• Exercise aim
Put every line of the material below into a JSON list of strings, one string per line, with blank lines omitted. Leave the pictures out of the list.

* Start Recorded information *

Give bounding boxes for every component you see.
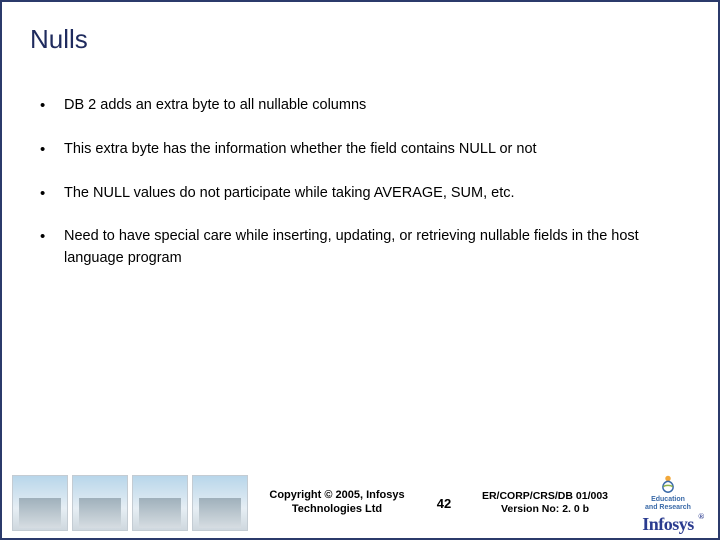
infosys-logo-text: Infosys xyxy=(642,514,694,534)
swirl-icon xyxy=(657,473,679,495)
footer-image-strip xyxy=(12,475,248,531)
slide-title: Nulls xyxy=(2,2,718,55)
infosys-logo: Infosys® xyxy=(642,514,694,535)
bullet-item: Need to have special care while insertin… xyxy=(38,226,682,270)
registered-mark: ® xyxy=(698,512,703,521)
copyright-line-2: Technologies Ltd xyxy=(256,503,418,517)
slide-footer: Copyright © 2005, Infosys Technologies L… xyxy=(2,472,718,538)
bullet-item: DB 2 adds an extra byte to all nullable … xyxy=(38,95,682,117)
copyright-block: Copyright © 2005, Infosys Technologies L… xyxy=(256,489,418,517)
logo-column: Education and Research Infosys® xyxy=(628,472,708,535)
bullet-item: The NULL values do not participate while… xyxy=(38,183,682,205)
footer-image-1 xyxy=(12,475,68,531)
bullet-list: DB 2 adds an extra byte to all nullable … xyxy=(38,95,682,270)
bullet-item: This extra byte has the information whet… xyxy=(38,139,682,161)
reference-block: ER/CORP/CRS/DB 01/003 Version No: 2. 0 b xyxy=(470,490,620,516)
slide-frame: Nulls DB 2 adds an extra byte to all nul… xyxy=(0,0,720,540)
slide-body: DB 2 adds an extra byte to all nullable … xyxy=(2,55,718,472)
page-number: 42 xyxy=(426,496,462,511)
footer-image-2 xyxy=(72,475,128,531)
footer-image-4 xyxy=(192,475,248,531)
copyright-line-1: Copyright © 2005, Infosys xyxy=(256,489,418,503)
education-research-logo: Education and Research xyxy=(645,472,691,512)
reference-line-2: Version No: 2. 0 b xyxy=(470,503,620,516)
reference-line-1: ER/CORP/CRS/DB 01/003 xyxy=(470,490,620,503)
edu-label-2: and Research xyxy=(645,504,691,511)
edu-label-1: Education xyxy=(651,496,685,503)
footer-image-3 xyxy=(132,475,188,531)
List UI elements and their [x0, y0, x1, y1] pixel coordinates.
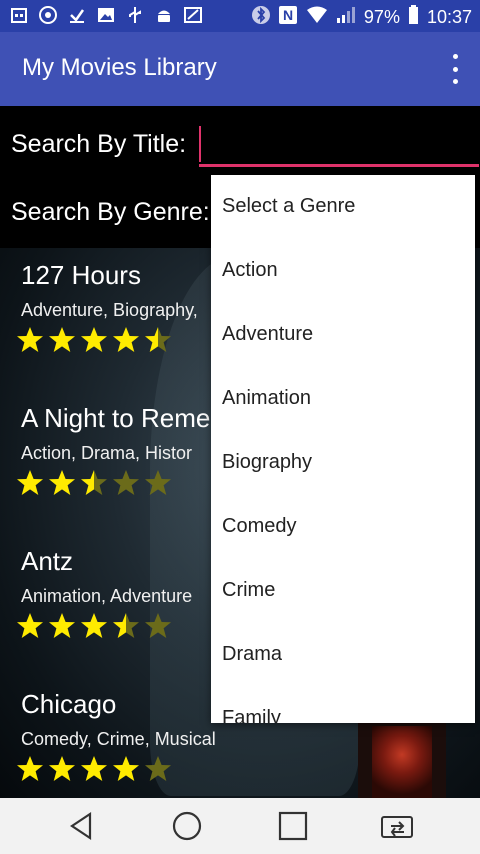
star-icon [81, 756, 107, 781]
status-bar: N 97% 10:37 [0, 0, 480, 32]
star-icon [113, 327, 139, 352]
star-icon [113, 756, 139, 781]
star-icon [17, 756, 43, 781]
star-icon [17, 613, 43, 638]
genre-option[interactable]: Comedy [211, 495, 475, 559]
movie-genres: Animation, Adventure [21, 586, 193, 606]
rating-stars [16, 755, 172, 783]
genre-option[interactable]: Adventure [211, 303, 475, 367]
star-icon [145, 470, 171, 495]
search-title-label: Search By Title: [11, 130, 187, 158]
star-icon [49, 756, 75, 781]
back-icon[interactable] [66, 810, 98, 842]
genre-option[interactable]: Select a Genre [211, 175, 475, 239]
star-icon [81, 327, 107, 352]
movie-genres: Adventure, Biography, [21, 300, 198, 320]
calendar-icon [10, 6, 28, 24]
usb-icon [126, 6, 144, 24]
map-icon [184, 6, 202, 24]
movie-title: 127 Hours [21, 260, 141, 290]
recents-icon[interactable] [277, 810, 309, 842]
star-icon [17, 327, 43, 352]
image-icon [97, 6, 115, 24]
home-icon[interactable] [171, 810, 203, 842]
movie-genres: Comedy, Crime, Musical [21, 729, 216, 749]
signal-icon [336, 6, 356, 29]
star-icon [49, 613, 75, 638]
movie-title: A Night to Reme [21, 403, 211, 433]
battery-icon [408, 5, 419, 30]
star-icon [113, 613, 139, 638]
rating-stars [16, 612, 172, 640]
movie-poster [358, 722, 446, 798]
poster-art [372, 726, 432, 798]
battery-percent: 97% [363, 7, 400, 27]
search-title-input[interactable] [199, 124, 479, 167]
android-icon [155, 6, 173, 24]
genre-option[interactable]: Biography [211, 431, 475, 495]
svg-text:N: N [283, 7, 293, 23]
movie-title: Antz [21, 546, 74, 576]
genre-option[interactable]: Action [211, 239, 475, 303]
text-cursor [199, 126, 201, 162]
page-title: My Movies Library [22, 54, 217, 81]
genre-option[interactable]: Drama [211, 623, 475, 687]
star-icon [145, 613, 171, 638]
star-icon [49, 327, 75, 352]
genre-dropdown[interactable]: Select a Genre Action Adventure Animatio… [211, 175, 475, 723]
search-genre-label: Search By Genre: [11, 198, 210, 226]
app-bar: My Movies Library [0, 32, 480, 106]
star-icon [145, 756, 171, 781]
nfc-icon: N [278, 5, 298, 30]
star-icon [81, 470, 107, 495]
star-icon [49, 470, 75, 495]
navigation-bar [0, 798, 480, 854]
star-icon [145, 327, 171, 352]
notification-icons [10, 6, 202, 24]
screen-share-icon[interactable] [380, 810, 413, 842]
system-status: N 97% 10:37 [251, 5, 472, 30]
movie-genres: Action, Drama, Histor [21, 443, 193, 463]
movie-title: Chicago [21, 689, 117, 719]
star-icon [17, 470, 43, 495]
genre-option[interactable]: Family [211, 687, 475, 723]
star-icon [81, 613, 107, 638]
chrome-icon [39, 6, 57, 24]
clock: 10:37 [426, 7, 472, 27]
bluetooth-icon [251, 5, 270, 30]
rating-stars [16, 469, 172, 497]
wifi-icon [306, 6, 328, 29]
star-icon [113, 470, 139, 495]
overflow-menu-icon[interactable] [448, 54, 462, 84]
genre-option[interactable]: Crime [211, 559, 475, 623]
genre-option[interactable]: Animation [211, 367, 475, 431]
download-icon [68, 6, 86, 24]
rating-stars [16, 326, 172, 354]
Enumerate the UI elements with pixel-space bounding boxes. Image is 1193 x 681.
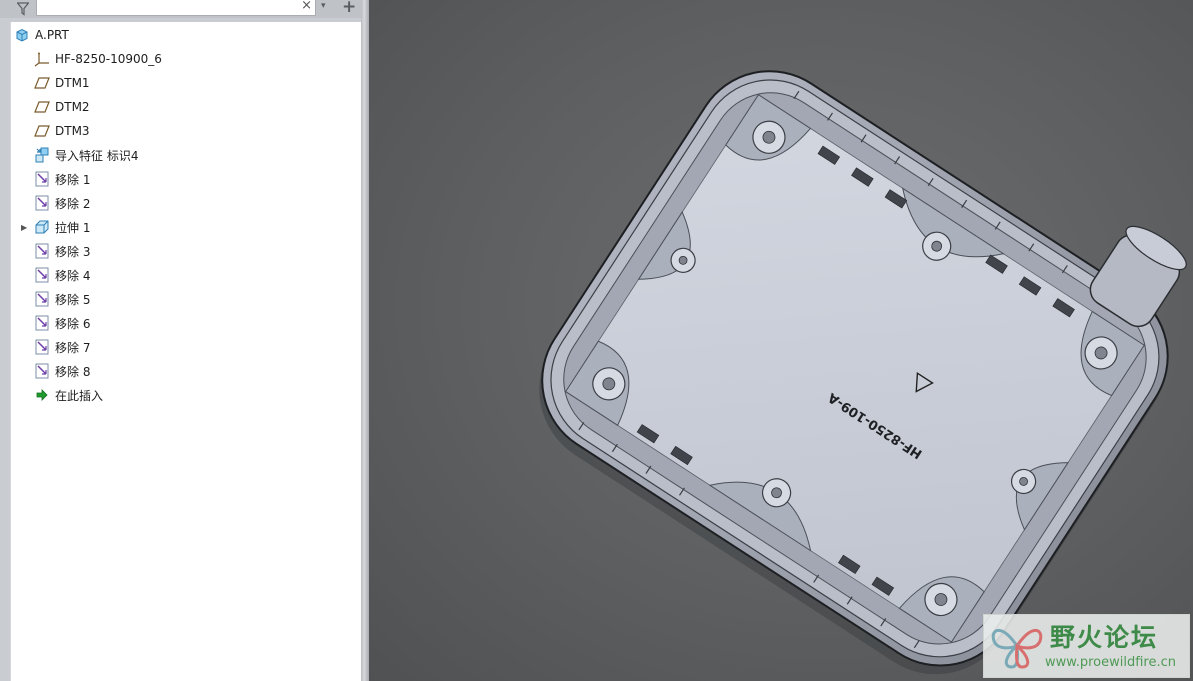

* End Recorded information *

• Full solution
[
  "Give bounding boxes for every component you see.",
  "infosys-logo-text: Infosys xyxy=(642,514,694,534)",
  "swirl-icon xyxy=(657,473,679,495)",
  "footer-image-strip xyxy=(12,475,248,531)",
  "slide-title: Nulls xyxy=(2,2,718,55)",
  "infosys-logo: Infosys® xyxy=(642,514,694,535)",
  "bullet-item: Need to have special care while insertin… xyxy=(38,226,682,270)",
  "registered-mark: ® xyxy=(698,512,703,521)",
  "copyright-line-2: Technologies Ltd xyxy=(256,503,418,517)",
  "slide-footer: Copyright © 2005, Infosys Technologies L… xyxy=(2,472,718,538)",
  "bullet-item: DB 2 adds an extra byte to all nullable … xyxy=(38,95,682,117)",
  "copyright-block: Copyright © 2005, Infosys Technologies L… xyxy=(256,489,418,517)",
  "logo-column: Education and Research Infosys® xyxy=(628,472,708,535)",
  "bullet-item: The NULL values do not participate while… xyxy=(38,183,682,205)",
  "footer-image-1 xyxy=(12,475,68,531)",
  "bullet-list: DB 2 adds an extra byte to all nullable … xyxy=(38,95,682,270)",
  "bullet-item: This extra byte has the information whet… xyxy=(38,139,682,161)",
  "reference-block: ER/CORP/CRS/DB 01/003 Version No: 2. 0 b xyxy=(470,490,620,516)",
  "slide-frame: Nulls DB 2 adds an extra byte to all nul… xyxy=(0,0,720,540)",
  "slide-body: DB 2 adds an extra byte to all nullable … xyxy=(2,55,718,472)",
  "page-number: 42 xyxy=(426,496,462,511)",
  "footer-image-2 xyxy=(72,475,128,531)",
  "footer-image-4 xyxy=(192,475,248,531)",
  "copyright-line-1: Copyright © 2005, Infosys xyxy=(256,489,418,503)",
  "education-research-logo: Education and Research xyxy=(645,472,691,512)",
  "reference-line-2: Version No: 2. 0 b xyxy=(470,503,620,516)",
  "reference-line-1: ER/CORP/CRS/DB 01/003 xyxy=(470,490,620,503)",
  "edu-label-2: and Research xyxy=(645,504,691,511)",
  "edu-label-1: Education xyxy=(651,496,685,503)",
  "footer-image-3 xyxy=(132,475,188,531)",
  "List UI elements and their [x0, y0, x1, y1] pixel coordinates.",
  "star-icon [81, 756, 107, 781]",
  "status-bar: N 97% 10:37 [0, 0, 480, 32]",
  "star-icon [113, 327, 139, 352]",
  "star-icon [113, 756, 139, 781]",
  "star-icon [17, 756, 43, 781]",
  "star-icon [17, 613, 43, 638]",
  "genre-option[interactable]: Comedy [211, 495, 475, 559]",
  "movie-genres: Animation, Adventure [21, 586, 193, 606]",
  "rating-stars [16, 755, 172, 783]",
  "genre-option[interactable]: Adventure [211, 303, 475, 367]",
  "star-icon [145, 470, 171, 495]",
  "search-title-label: Search By Title: [11, 130, 187, 158]",
  "star-icon [49, 756, 75, 781]",
  "back-icon[interactable] [66, 810, 98, 842]",
  "genre-option[interactable]: Select a Genre [211, 175, 475, 239]",
  "star-icon [81, 327, 107, 352]",
  "movie-genres: Adventure, Biography, [21, 300, 198, 320]",
  "calendar-icon [10, 6, 28, 24]",
  "usb-icon [126, 6, 144, 24]",
  "map-icon [184, 6, 202, 24]",
  "movie-title: 127 Hours [21, 260, 141, 290]",
  "recents-icon[interactable] [277, 810, 309, 842]",
  "star-icon [17, 327, 43, 352]",
  "image-icon [97, 6, 115, 24]",
  "home-icon[interactable] [171, 810, 203, 842]",
  "movie-genres: Comedy, Crime, Musical [21, 729, 216, 749]",
  "signal-icon [336, 6, 356, 29]",
  "star-icon [49, 613, 75, 638]",
  "movie-title: A Night to Reme [21, 403, 211, 433]",
  "battery-icon [408, 5, 419, 30]",
  "star-icon [113, 613, 139, 638]",
  "rating-stars [16, 612, 172, 640]",
  "movie-poster [358, 722, 446, 798]",
  "poster-art [372, 726, 432, 798]",
  "battery-percent: 97% [363, 7, 400, 27]",
  "search-title-input[interactable] [199, 124, 479, 167]",
  "android-icon [155, 6, 173, 24]",
  "genre-option[interactable]: Biography [211, 431, 475, 495]",
  "svg-text:N: N [283, 7, 293, 23]",
  "movie-title: Antz [21, 546, 74, 576]",
  "genre-option[interactable]: Action [211, 239, 475, 303]",
  "text-cursor [199, 126, 201, 162]",
  "page-title: My Movies Library [22, 54, 217, 81]",
  "genre-option[interactable]: Drama [211, 623, 475, 687]",
  "star-icon [145, 613, 171, 638]",
  "star-icon [49, 327, 75, 352]",
  "genre-dropdown[interactable]: Select a Genre Action Adventure Animatio… [211, 175, 475, 723]",
  "search-genre-label: Search By Genre: [11, 198, 210, 226]",
  "app-bar: My Movies Library [0, 32, 480, 106]",
  "star-icon [145, 756, 171, 781]",
  "nfc-icon: N [278, 5, 298, 30]",
  "star-icon [81, 470, 107, 495]",
  "star-icon [49, 470, 75, 495]",
  "navigation-bar [0, 798, 480, 854]",
  "star-icon [145, 327, 171, 352]",
  "notification-icons [10, 6, 202, 24]",
  "screen-share-icon[interactable] [380, 810, 413, 842]",
  "system-status: N 97% 10:37 [251, 5, 472, 30]",
  "movie-genres: Action, Drama, Histor [21, 443, 193, 463]",
  "movie-title: Chicago [21, 689, 117, 719]",
  "star-icon [17, 470, 43, 495]",
  "genre-option[interactable]: Family [211, 687, 475, 723]",
  "star-icon [81, 613, 107, 638]",
  "chrome-icon [39, 6, 57, 24]",
  "clock: 10:37 [426, 7, 472, 27]",
  "bluetooth-icon [251, 5, 270, 30]",
  "rating-stars [16, 469, 172, 497]",
  "wifi-icon [306, 6, 328, 29]",
  "star-icon [113, 470, 139, 495]",
  "overflow-menu-icon[interactable] [448, 54, 462, 84]",
  "genre-option[interactable]: Crime [211, 559, 475, 623]",
  "genre-option[interactable]: Animation [211, 367, 475, 431]",
  "download-icon [68, 6, 86, 24]",
  "rating-stars [16, 326, 172, 354]",
  "Enumerate the UI elements with pixel-space bounding boxes. Image is 1193 x 681."
]